▶ [Document text]:
# best set top box for cable tv network



## sumantra chabri (Oct 17, 2012)

what is the best set top box for viewing cable tv ?


----------



## sobeit (Nov 11, 2007)

depends on the cable company and what works with their system.


----------



## Masterchiefxx17 (Feb 27, 2010)

Your cable provider will also provide you with a cable box.


----------



## sumantra chabri (Oct 17, 2012)

*searching the best HD box for cable TV viewing in India*

can anyone suggest the best HD box for cable TV viewing among which are available in India ??
i am now using the Hathway (a Skyworth product) set top box for cable tv viewing. it is not worth to catch the HD signal . so i want to add an HD box with this set top box. can anyone help me in this search ?


----------



## Babbzzz (Jul 14, 2011)

*Re: searching the best HD box for cable TV viewing in India*

Have you considered Tata Sky?


----------



## sumantra chabri (Oct 17, 2012)

*Re: searching the best HD box for cable TV viewing in India*



Babbzzz said:


> Have you considered Tata Sky?

▶ [Data]:
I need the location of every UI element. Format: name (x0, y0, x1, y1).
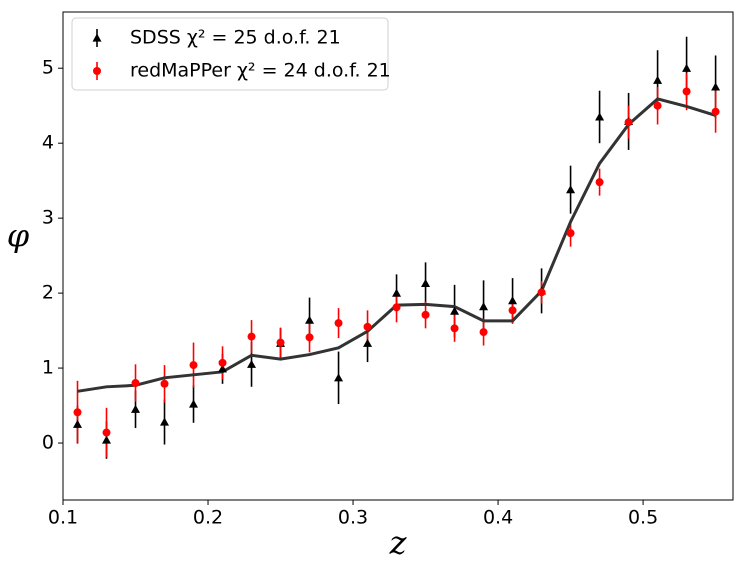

▶ [Short problem A]:
List the usernames of everyone who posts in the forum thread about cable TV set top boxes, each name once.
▶ [Short problem B]:
In the forum thread about cable TV set top boxes, what company made the Hathway box the original poster uses?
▶ [Short problem C]:
Write the next reply in the forum thread about cable TV set top boxes, picking up after the last quoted line.

▶ [Result A]:
sumantra chabri
sobeit
Masterchiefxx17
Babbzzz

▶ [Result B]:
Skyworth.

▶ [Result C]:
tata sky is too much costly compared to the existing one and channels are quite a few.
i have selected Asus O!Play Mini HD box. have u any experience with that ?


----------



## Babbzzz (Jul 14, 2011)

*Re: searching the best HD box for cable TV viewing in India*

No. I don't. Sorry.


----------



## sumantra chabri (Oct 17, 2012)

*Re: searching the best HD box for cable TV viewing in India*

No mention please. I just wanted to know is this a HD box or a simple media converter ?


----------



## joeten (Dec 4, 2008)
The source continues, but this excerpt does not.